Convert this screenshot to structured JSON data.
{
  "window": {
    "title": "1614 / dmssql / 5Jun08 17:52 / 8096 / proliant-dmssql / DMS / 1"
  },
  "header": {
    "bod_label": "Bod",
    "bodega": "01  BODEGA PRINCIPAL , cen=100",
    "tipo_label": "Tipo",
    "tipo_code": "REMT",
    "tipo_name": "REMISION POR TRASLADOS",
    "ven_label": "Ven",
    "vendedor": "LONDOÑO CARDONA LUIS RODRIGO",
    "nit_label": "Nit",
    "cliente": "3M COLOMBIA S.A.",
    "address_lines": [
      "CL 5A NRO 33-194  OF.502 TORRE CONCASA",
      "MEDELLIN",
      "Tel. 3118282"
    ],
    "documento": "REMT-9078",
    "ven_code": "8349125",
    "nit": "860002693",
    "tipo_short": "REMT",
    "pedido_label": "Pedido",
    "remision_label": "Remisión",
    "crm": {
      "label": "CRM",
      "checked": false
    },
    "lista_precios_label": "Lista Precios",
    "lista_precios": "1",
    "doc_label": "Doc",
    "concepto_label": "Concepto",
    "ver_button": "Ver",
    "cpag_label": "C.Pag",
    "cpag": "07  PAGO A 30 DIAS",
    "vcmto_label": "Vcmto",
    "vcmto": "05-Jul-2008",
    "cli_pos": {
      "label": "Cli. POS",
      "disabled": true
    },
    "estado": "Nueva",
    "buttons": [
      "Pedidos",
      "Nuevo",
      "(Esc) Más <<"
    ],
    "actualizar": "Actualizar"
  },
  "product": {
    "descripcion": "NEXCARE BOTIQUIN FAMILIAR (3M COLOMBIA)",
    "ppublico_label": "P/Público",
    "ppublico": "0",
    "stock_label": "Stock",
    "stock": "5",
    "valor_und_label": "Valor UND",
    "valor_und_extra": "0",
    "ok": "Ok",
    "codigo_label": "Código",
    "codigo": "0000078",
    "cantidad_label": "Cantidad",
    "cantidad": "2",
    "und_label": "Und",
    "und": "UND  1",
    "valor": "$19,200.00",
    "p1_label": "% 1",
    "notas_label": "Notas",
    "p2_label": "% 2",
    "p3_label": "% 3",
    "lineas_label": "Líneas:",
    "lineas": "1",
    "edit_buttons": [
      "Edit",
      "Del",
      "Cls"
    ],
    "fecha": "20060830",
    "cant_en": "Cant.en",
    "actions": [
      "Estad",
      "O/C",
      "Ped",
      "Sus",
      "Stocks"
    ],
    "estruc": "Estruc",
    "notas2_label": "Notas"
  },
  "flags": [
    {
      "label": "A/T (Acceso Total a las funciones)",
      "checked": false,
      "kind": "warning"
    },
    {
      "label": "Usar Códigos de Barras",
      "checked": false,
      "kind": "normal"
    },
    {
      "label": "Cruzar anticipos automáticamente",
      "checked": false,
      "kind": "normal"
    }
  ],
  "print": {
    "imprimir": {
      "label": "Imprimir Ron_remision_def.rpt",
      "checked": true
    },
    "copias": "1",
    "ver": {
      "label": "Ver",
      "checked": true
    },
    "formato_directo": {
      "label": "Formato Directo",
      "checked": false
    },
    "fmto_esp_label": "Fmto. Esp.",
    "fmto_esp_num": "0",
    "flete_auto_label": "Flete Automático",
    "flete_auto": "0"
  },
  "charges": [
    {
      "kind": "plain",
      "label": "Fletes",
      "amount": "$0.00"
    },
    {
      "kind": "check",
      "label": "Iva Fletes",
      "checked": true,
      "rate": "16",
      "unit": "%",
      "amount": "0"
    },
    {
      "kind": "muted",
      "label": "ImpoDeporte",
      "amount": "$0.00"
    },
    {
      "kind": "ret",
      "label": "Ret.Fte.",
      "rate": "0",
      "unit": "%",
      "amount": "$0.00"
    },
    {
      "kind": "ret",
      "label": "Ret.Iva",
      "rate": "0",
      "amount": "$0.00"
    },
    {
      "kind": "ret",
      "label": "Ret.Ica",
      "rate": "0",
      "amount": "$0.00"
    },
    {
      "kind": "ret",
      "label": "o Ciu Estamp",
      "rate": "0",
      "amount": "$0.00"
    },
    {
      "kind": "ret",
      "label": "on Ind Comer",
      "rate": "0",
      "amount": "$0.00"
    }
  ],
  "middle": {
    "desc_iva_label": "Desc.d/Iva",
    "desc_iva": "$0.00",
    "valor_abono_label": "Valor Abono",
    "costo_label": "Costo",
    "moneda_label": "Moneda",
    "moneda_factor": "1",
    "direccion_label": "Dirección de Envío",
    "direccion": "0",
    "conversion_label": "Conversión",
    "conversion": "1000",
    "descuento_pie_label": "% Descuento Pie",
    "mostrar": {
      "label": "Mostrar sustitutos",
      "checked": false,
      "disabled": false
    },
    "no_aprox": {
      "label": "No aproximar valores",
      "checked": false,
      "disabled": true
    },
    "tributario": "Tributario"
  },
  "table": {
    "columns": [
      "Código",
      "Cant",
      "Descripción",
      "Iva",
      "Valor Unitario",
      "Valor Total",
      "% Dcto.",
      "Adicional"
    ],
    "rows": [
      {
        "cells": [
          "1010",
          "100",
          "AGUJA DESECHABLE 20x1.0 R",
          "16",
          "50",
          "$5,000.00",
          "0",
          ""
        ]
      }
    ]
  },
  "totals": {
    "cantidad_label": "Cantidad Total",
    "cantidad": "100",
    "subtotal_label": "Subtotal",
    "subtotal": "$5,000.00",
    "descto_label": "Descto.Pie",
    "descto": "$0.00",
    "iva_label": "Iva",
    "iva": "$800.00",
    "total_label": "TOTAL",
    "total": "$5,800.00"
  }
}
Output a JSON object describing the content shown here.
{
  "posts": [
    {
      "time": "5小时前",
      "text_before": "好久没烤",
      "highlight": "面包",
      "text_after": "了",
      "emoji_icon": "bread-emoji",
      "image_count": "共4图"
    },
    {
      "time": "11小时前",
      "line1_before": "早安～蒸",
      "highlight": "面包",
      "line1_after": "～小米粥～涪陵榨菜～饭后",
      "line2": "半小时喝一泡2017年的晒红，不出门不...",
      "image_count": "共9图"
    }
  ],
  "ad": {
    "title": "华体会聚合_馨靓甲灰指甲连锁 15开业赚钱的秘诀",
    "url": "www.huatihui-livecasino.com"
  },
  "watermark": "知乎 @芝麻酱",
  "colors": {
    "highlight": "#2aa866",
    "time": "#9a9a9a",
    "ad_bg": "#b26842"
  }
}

- - - - -

Repeat the material in full, exactly as it stands.

• Expected answer
Convert this screenshot to structured JSON data.
{
  "window": {
    "title": "1614 / dmssql / 5Jun08 17:52 / 8096 / proliant-dmssql / DMS / 1"
  },
  "header": {
    "bod_label": "Bod",
    "bodega": "01  BODEGA PRINCIPAL , cen=100",
    "tipo_label": "Tipo",
    "tipo_code": "REMT",
    "tipo_name": "REMISION POR TRASLADOS",
    "ven_label": "Ven",
    "vendedor": "LONDOÑO CARDONA LUIS RODRIGO",
    "nit_label": "Nit",
    "cliente": "3M COLOMBIA S.A.",
    "address_lines": [
      "CL 5A NRO 33-194  OF.502 TORRE CONCASA",
      "MEDELLIN",
      "Tel. 3118282"
    ],
    "documento": "REMT-9078",
    "ven_code": "8349125",
    "nit": "860002693",
    "tipo_short": "REMT",
    "pedido_label": "Pedido",
    "remision_label": "Remisión",
    "crm": {
      "label": "CRM",
      "checked": false
    },
    "lista_precios_label": "Lista Precios",
    "lista_precios": "1",
    "doc_label": "Doc",
    "concepto_label": "Concepto",
    "ver_button": "Ver",
    "cpag_label": "C.Pag",
    "cpag": "07  PAGO A 30 DIAS",
    "vcmto_label": "Vcmto",
    "vcmto": "05-Jul-2008",
    "cli_pos": {
      "label": "Cli. POS",
      "disabled": true
    },
    "estado": "Nueva",
    "buttons": [
      "Pedidos",
      "Nuevo",
      "(Esc) Más <<"
    ],
    "actualizar": "Actualizar"
  },
  "product": {
    "descripcion": "NEXCARE BOTIQUIN FAMILIAR (3M COLOMBIA)",
    "ppublico_label": "P/Público",
    "ppublico": "0",
    "stock_label": "Stock",
    "stock": "5",
    "valor_und_label": "Valor UND",
    "valor_und_extra": "0",
    "ok": "Ok",
    "codigo_label": "Código",
    "codigo": "0000078",
    "cantidad_label": "Cantidad",
    "cantidad": "2",
    "und_label": "Und",
    "und": "UND  1",
    "valor": "$19,200.00",
    "p1_label": "% 1",
    "notas_label": "Notas",
    "p2_label": "% 2",
    "p3_label": "% 3",
    "lineas_label": "Líneas:",
    "lineas": "1",
    "edit_buttons": [
      "Edit",
      "Del",
      "Cls"
    ],
    "fecha": "20060830",
    "cant_en": "Cant.en",
    "actions": [
      "Estad",
      "O/C",
      "Ped",
      "Sus",
      "Stocks"
    ],
    "estruc": "Estruc",
    "notas2_label": "Notas"
  },
  "flags": [
    {
      "label": "A/T (Acceso Total a las funciones)",
      "checked": false,
      "kind": "warning"
    },
    {
      "label": "Usar Códigos de Barras",
      "checked": false,
      "kind": "normal"
    },
    {
      "label": "Cruzar anticipos automáticamente",
      "checked": false,
      "kind": "normal"
    }
  ],
  "print": {
    "imprimir": {
      "label": "Imprimir Ron_remision_def.rpt",
      "checked": true
    },
    "copias": "1",
    "ver": {
      "label": "Ver",
      "checked": true
    },
    "formato_directo": {
      "label": "Formato Directo",
      "checked": false
    },
    "fmto_esp_label": "Fmto. Esp.",
    "fmto_esp_num": "0",
    "flete_auto_label": "Flete Automático",
    "flete_auto": "0"
  },
  "charges": [
    {
      "kind": "plain",
      "label": "Fletes",
      "amount": "$0.00"
    },
    {
      "kind": "check",
      "label": "Iva Fletes",
      "checked": true,
      "rate": "16",
      "unit": "%",
      "amount": "0"
    },
    {
      "kind": "muted",
      "label": "ImpoDeporte",
      "amount": "$0.00"
    },
    {
      "kind": "ret",
      "label": "Ret.Fte.",
      "rate": "0",
      "unit": "%",
      "amount": "$0.00"
    },
    {
      "kind": "ret",
      "label": "Ret.Iva",
      "rate": "0",
      "amount": "$0.00"
    },
    {
      "kind": "ret",
      "label": "Ret.Ica",
      "rate": "0",
      "amount": "$0.00"
    },
    {
      "kind": "ret",
      "label": "o Ciu Estamp",
      "rate": "0",
      "amount": "$0.00"
    },
    {
      "kind": "ret",
      "label": "on Ind Comer",
      "rate": "0",
      "amount": "$0.00"
    }
  ],
  "middle": {
    "desc_iva_label": "Desc.d/Iva",
    "desc_iva": "$0.00",
    "valor_abono_label": "Valor Abono",
    "costo_label": "Costo",
    "moneda_label": "Moneda",
    "moneda_factor": "1",
    "direccion_label": "Dirección de Envío",
    "direccion": "0",
    "conversion_label": "Conversión",
    "conversion": "1000",
    "descuento_pie_label": "% Descuento Pie",
    "mostrar": {
      "label": "Mostrar sustitutos",
      "checked": false,
      "disabled": false
    },
    "no_aprox": {
      "label": "No aproximar valores",
      "checked": false,
      "disabled": true
    },
    "tributario": "Tributario"
  },
  "table": {
    "columns": [
      "Código",
      "Cant",
      "Descripción",
      "Iva",
      "Valor Unitario",
      "Valor Total",
      "% Dcto.",
      "Adicional"
    ],
    "rows": [
      {
        "cells": [
          "1010",
          "100",
          "AGUJA DESECHABLE 20x1.0 R",
          "16",
          "50",
          "$5,000.00",
          "0",
          ""
        ]
      }
    ]
  },
  "totals": {
    "cantidad_label": "Cantidad Total",
    "cantidad": "100",
    "subtotal_label": "Subtotal",
    "subtotal": "$5,000.00",
    "descto_label": "Descto.Pie",
    "descto": "$0.00",
    "iva_label": "Iva",
    "iva": "$800.00",
    "total_label": "TOTAL",
    "total": "$5,800.00"
  }
}
Output a JSON object describing the content shown here.
{
  "posts": [
    {
      "time": "5小时前",
      "text_before": "好久没烤",
      "highlight": "面包",
      "text_after": "了",
      "emoji_icon": "bread-emoji",
      "image_count": "共4图"
    },
    {
      "time": "11小时前",
      "line1_before": "早安～蒸",
      "highlight": "面包",
      "line1_after": "～小米粥～涪陵榨菜～饭后",
      "line2": "半小时喝一泡2017年的晒红，不出门不...",
      "image_count": "共9图"
    }
  ],
  "ad": {
    "title": "华体会聚合_馨靓甲灰指甲连锁 15开业赚钱的秘诀",
    "url": "www.huatihui-livecasino.com"
  },
  "watermark": "知乎 @芝麻酱",
  "colors": {
    "highlight": "#2aa866",
    "time": "#9a9a9a",
    "ad_bg": "#b26842"
  }
}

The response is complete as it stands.